Aim of the exercise
Images must not appear in your copy; reproduce every other part of the records exactly.

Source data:
──────
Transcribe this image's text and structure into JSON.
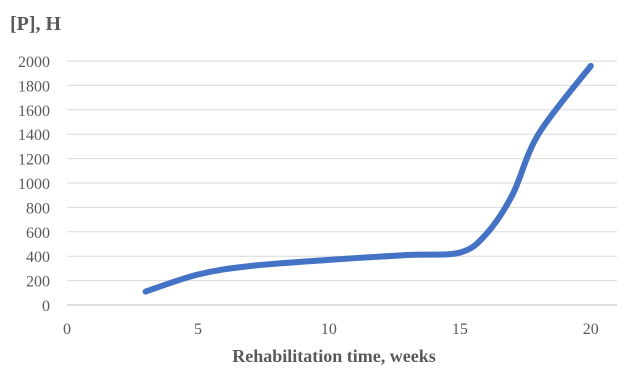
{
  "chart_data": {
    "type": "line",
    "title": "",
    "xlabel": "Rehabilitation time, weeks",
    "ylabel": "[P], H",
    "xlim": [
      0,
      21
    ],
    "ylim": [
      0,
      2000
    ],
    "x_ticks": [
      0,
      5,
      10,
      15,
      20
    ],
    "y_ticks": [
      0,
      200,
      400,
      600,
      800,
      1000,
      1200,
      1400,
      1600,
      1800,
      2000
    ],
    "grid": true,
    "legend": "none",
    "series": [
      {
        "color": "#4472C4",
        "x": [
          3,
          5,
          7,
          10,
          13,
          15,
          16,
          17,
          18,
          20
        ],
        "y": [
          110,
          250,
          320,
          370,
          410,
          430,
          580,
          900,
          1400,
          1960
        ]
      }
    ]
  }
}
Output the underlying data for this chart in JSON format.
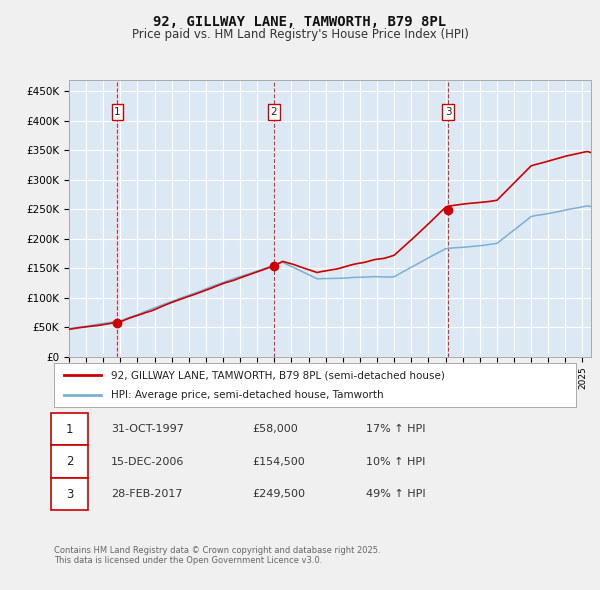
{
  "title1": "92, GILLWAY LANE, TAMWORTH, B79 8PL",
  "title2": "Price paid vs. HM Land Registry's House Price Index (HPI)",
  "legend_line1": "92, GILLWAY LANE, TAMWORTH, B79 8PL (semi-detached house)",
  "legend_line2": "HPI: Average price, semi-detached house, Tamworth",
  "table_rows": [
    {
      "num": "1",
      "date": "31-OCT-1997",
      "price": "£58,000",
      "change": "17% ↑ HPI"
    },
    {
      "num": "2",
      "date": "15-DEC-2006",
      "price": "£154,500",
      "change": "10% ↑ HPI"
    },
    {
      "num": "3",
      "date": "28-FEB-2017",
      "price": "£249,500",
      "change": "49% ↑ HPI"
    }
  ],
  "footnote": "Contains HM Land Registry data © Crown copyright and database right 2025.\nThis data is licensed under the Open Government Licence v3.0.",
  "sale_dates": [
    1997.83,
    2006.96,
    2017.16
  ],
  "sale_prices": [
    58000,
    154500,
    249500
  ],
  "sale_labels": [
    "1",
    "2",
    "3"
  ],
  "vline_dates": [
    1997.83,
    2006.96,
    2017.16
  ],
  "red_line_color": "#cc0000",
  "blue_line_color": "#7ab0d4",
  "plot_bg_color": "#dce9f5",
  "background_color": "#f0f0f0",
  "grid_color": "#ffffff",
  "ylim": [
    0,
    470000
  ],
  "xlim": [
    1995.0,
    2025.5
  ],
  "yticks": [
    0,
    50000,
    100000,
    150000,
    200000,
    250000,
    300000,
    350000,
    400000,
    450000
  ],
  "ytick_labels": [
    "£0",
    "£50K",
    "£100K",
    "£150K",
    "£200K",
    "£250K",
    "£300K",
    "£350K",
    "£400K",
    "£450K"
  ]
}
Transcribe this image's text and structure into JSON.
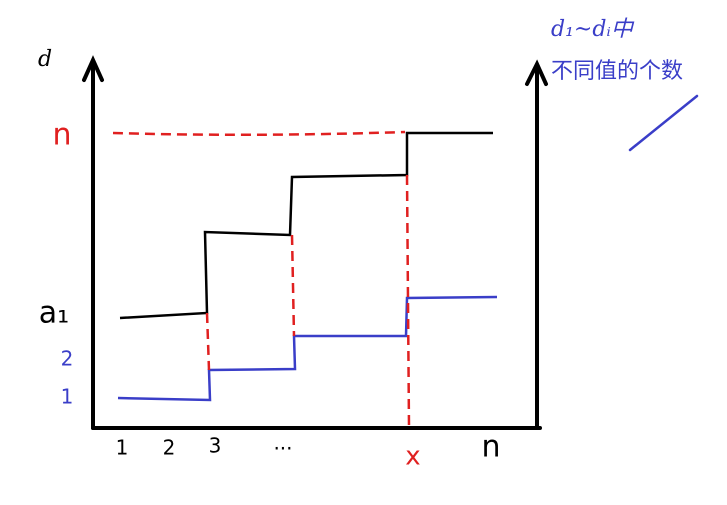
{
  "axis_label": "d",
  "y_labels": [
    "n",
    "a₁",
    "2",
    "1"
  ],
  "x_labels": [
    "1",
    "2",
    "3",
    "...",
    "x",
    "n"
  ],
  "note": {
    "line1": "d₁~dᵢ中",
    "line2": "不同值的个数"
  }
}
──────
Result below
Transcribe this image's text and structure into JSON.
{
  "chart_data": {
    "type": "line",
    "title": "",
    "xlabel": "Rehabilitation time, weeks",
    "ylabel": "[P], H",
    "xlim": [
      0,
      21
    ],
    "ylim": [
      0,
      2000
    ],
    "x_ticks": [
      0,
      5,
      10,
      15,
      20
    ],
    "y_ticks": [
      0,
      200,
      400,
      600,
      800,
      1000,
      1200,
      1400,
      1600,
      1800,
      2000
    ],
    "grid": true,
    "legend": "none",
    "series": [
      {
        "color": "#4472C4",
        "x": [
          3,
          5,
          7,
          10,
          13,
          15,
          16,
          17,
          18,
          20
        ],
        "y": [
          110,
          250,
          320,
          370,
          410,
          430,
          580,
          900,
          1400,
          1960
        ]
      }
    ]
  }
}
Output the underlying data for this chart in JSON format.
{
  "title1": "92, GILLWAY LANE, TAMWORTH, B79 8PL",
  "title2": "Price paid vs. HM Land Registry's House Price Index (HPI)",
  "legend_line1": "92, GILLWAY LANE, TAMWORTH, B79 8PL (semi-detached house)",
  "legend_line2": "HPI: Average price, semi-detached house, Tamworth",
  "table_rows": [
    {
      "num": "1",
      "date": "31-OCT-1997",
      "price": "£58,000",
      "change": "17% ↑ HPI"
    },
    {
      "num": "2",
      "date": "15-DEC-2006",
      "price": "£154,500",
      "change": "10% ↑ HPI"
    },
    {
      "num": "3",
      "date": "28-FEB-2017",
      "price": "£249,500",
      "change": "49% ↑ HPI"
    }
  ],
  "footnote": "Contains HM Land Registry data © Crown copyright and database right 2025.\nThis data is licensed under the Open Government Licence v3.0.",
  "sale_dates": [
    1997.83,
    2006.96,
    2017.16
  ],
  "sale_prices": [
    58000,
    154500,
    249500
  ],
  "sale_labels": [
    "1",
    "2",
    "3"
  ],
  "vline_dates": [
    1997.83,
    2006.96,
    2017.16
  ],
  "red_line_color": "#cc0000",
  "blue_line_color": "#7ab0d4",
  "plot_bg_color": "#dce9f5",
  "background_color": "#f0f0f0",
  "grid_color": "#ffffff",
  "ylim": [
    0,
    470000
  ],
  "xlim": [
    1995.0,
    2025.5
  ],
  "yticks": [
    0,
    50000,
    100000,
    150000,
    200000,
    250000,
    300000,
    350000,
    400000,
    450000
  ],
  "ytick_labels": [
    "£0",
    "£50K",
    "£100K",
    "£150K",
    "£200K",
    "£250K",
    "£300K",
    "£350K",
    "£400K",
    "£450K"
  ]
}
Transcribe this image's text and structure into JSON.
{
  "axis_label": "d",
  "y_labels": [
    "n",
    "a₁",
    "2",
    "1"
  ],
  "x_labels": [
    "1",
    "2",
    "3",
    "...",
    "x",
    "n"
  ],
  "note": {
    "line1": "d₁~dᵢ中",
    "line2": "不同值的个数"
  }
}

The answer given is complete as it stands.